==== ENTRIES SHOWN
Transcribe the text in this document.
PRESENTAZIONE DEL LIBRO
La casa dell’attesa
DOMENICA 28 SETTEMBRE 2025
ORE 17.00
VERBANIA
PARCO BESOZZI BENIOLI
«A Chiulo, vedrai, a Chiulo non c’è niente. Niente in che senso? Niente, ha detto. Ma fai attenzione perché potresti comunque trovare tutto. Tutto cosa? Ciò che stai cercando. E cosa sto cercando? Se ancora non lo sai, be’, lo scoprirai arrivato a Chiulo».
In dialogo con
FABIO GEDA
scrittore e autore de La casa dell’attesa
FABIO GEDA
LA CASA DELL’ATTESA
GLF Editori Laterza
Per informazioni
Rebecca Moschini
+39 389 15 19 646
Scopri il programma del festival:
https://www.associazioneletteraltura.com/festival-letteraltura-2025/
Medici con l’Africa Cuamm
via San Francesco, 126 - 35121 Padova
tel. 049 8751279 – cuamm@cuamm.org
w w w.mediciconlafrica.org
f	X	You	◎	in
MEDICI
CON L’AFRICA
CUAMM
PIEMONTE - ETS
========
● **GOAL OF THE EXERCISE**: Transcribe all lines as written.

● **ANSWER TO THIS PROBLEM**:
Transcribe the text in this document.
PRESENTAZIONE DEL LIBRO
La casa dell’attesa
DOMENICA 28 SETTEMBRE 2025
ORE 17.00
VERBANIA
PARCO BESOZZI BENIOLI
«A Chiulo, vedrai, a Chiulo non c’è niente. Niente in che senso? Niente, ha detto. Ma fai attenzione perché potresti comunque trovare tutto. Tutto cosa? Ciò che stai cercando. E cosa sto cercando? Se ancora non lo sai, be’, lo scoprirai arrivato a Chiulo».
In dialogo con
FABIO GEDA
scrittore e autore de La casa dell’attesa
FABIO GEDA
LA CASA DELL’ATTESA
GLF Editori Laterza
Per informazioni
Rebecca Moschini
+39 389 15 19 646
Scopri il programma del festival:
https://www.associazioneletteraltura.com/festival-letteraltura-2025/
Medici con l’Africa Cuamm
via San Francesco, 126 - 35121 Padova
tel. 049 8751279 – cuamm@cuamm.org
w w w.mediciconlafrica.org
f	X	You	◎	in
MEDICI
CON L’AFRICA
CUAMM
PIEMONTE - ETS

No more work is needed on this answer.